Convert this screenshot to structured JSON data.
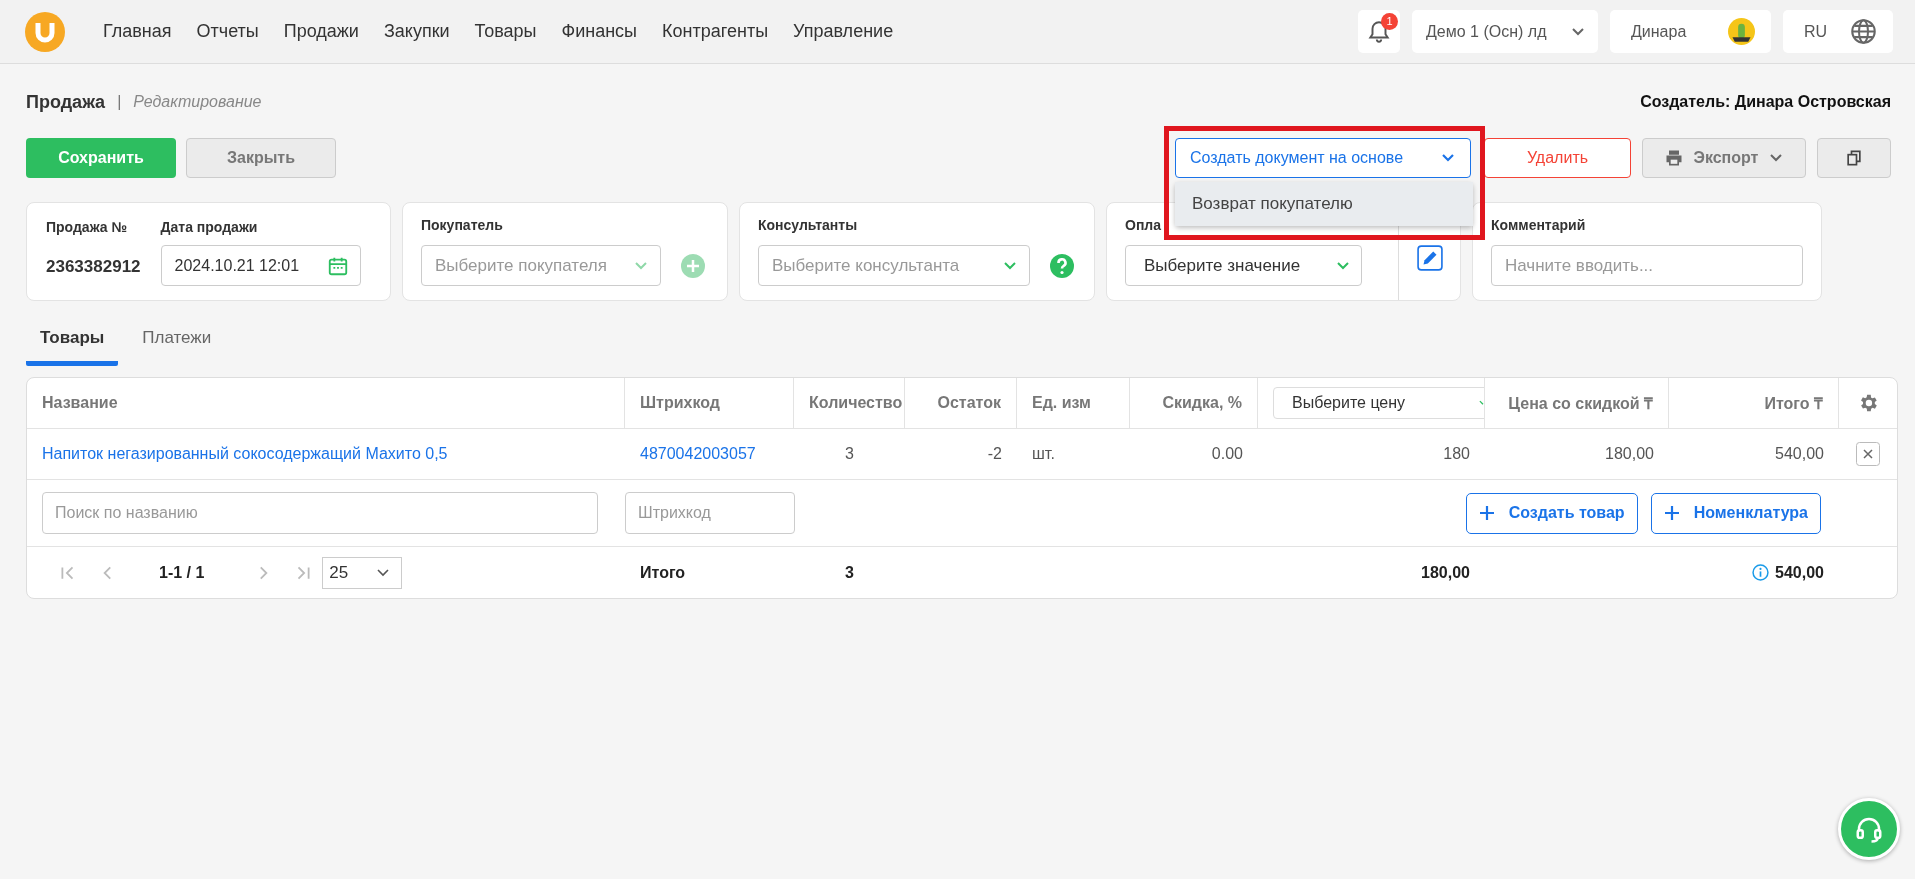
{
  "nav": {
    "items": [
      "Главная",
      "Отчеты",
      "Продажи",
      "Закупки",
      "Товары",
      "Финансы",
      "Контрагенты",
      "Управление"
    ]
  },
  "notifications": {
    "count": "1"
  },
  "org_select": {
    "value": "Демо 1 (Осн) лд"
  },
  "user": {
    "name": "Динара"
  },
  "language": {
    "value": "RU"
  },
  "page": {
    "title": "Продажа",
    "separator": "|",
    "mode": "Редактирование",
    "creator": "Создатель: Динара Островская"
  },
  "actions": {
    "save": "Сохранить",
    "close": "Закрыть",
    "create_based": "Создать документ на основе",
    "delete": "Удалить",
    "export": "Экспорт"
  },
  "create_menu": {
    "items": [
      "Возврат покупателю"
    ]
  },
  "form": {
    "sale_number": {
      "label": "Продажа №",
      "value": "2363382912"
    },
    "sale_date": {
      "label": "Дата продажи",
      "value": "2024.10.21 12:01"
    },
    "buyer": {
      "label": "Покупатель",
      "placeholder": "Выберите покупателя"
    },
    "consultants": {
      "label": "Консультанты",
      "placeholder": "Выберите консультанта"
    },
    "payment": {
      "label": "Опла",
      "value": "Выберите значение"
    },
    "comment": {
      "label": "Комментарий",
      "placeholder": "Начните вводить..."
    }
  },
  "tabs": [
    {
      "label": "Товары",
      "selected": true
    },
    {
      "label": "Платежи",
      "selected": false
    }
  ],
  "table": {
    "columns": [
      "Название",
      "Штрихкод",
      "Количество",
      "Остаток",
      "Ед. изм",
      "Скидка, %",
      "",
      "Цена со скидкой ₸",
      "Итого ₸"
    ],
    "price_select": {
      "value": "Выберите цену"
    },
    "rows": [
      {
        "name": "Напиток негазированный сокосодержащий Махито 0,5",
        "barcode": "4870042003057",
        "quantity": "3",
        "remainder": "-2",
        "unit": "шт.",
        "discount": "0.00",
        "price": "180",
        "discounted_price": "180,00",
        "total": "540,00"
      }
    ],
    "search": {
      "name_placeholder": "Поиск по названию",
      "barcode_placeholder": "Штрихкод"
    },
    "buttons": [
      "Создать товар",
      "Номенклатура"
    ],
    "pagination": {
      "range": "1-1 / 1",
      "page_size": "25"
    },
    "totals": {
      "label": "Итого",
      "quantity": "3",
      "price": "180,00",
      "total": "540,00"
    }
  }
}
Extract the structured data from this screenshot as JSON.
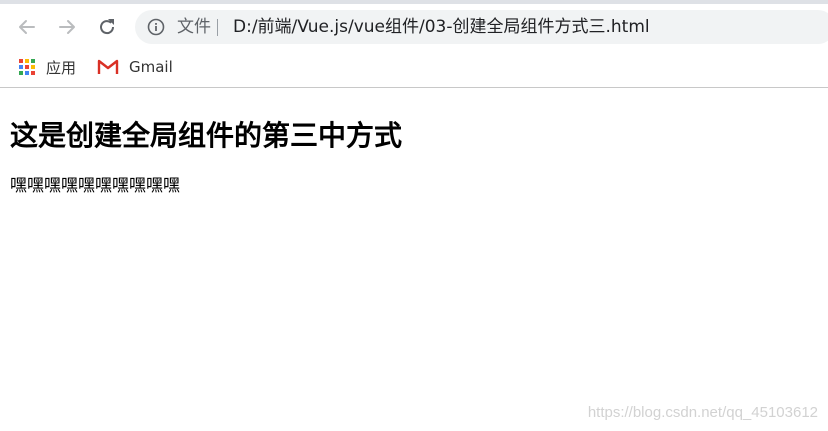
{
  "browser": {
    "secure_label": "文件",
    "url": "D:/前端/Vue.js/vue组件/03-创建全局组件方式三.html",
    "icons": {
      "back": "arrow-left-icon",
      "forward": "arrow-right-icon",
      "reload": "reload-icon",
      "info": "info-icon"
    }
  },
  "bookmarks": [
    {
      "label": "应用",
      "icon": "apps-grid-icon"
    },
    {
      "label": "Gmail",
      "icon": "gmail-icon"
    }
  ],
  "page": {
    "heading": "这是创建全局组件的第三中方式",
    "paragraph": "嘿嘿嘿嘿嘿嘿嘿嘿嘿嘿"
  },
  "watermark": "https://blog.csdn.net/qq_45103612",
  "colors": {
    "toolbar_bg": "#ffffff",
    "omnibox_bg": "#f1f3f4",
    "icon_grey": "#5f6368",
    "gmail_red": "#d93025"
  }
}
--------------------------------------------------
- GOAL: Provide solely the number of lines in the data that include the word "JSON".

- WRITTEN ANSWER: 2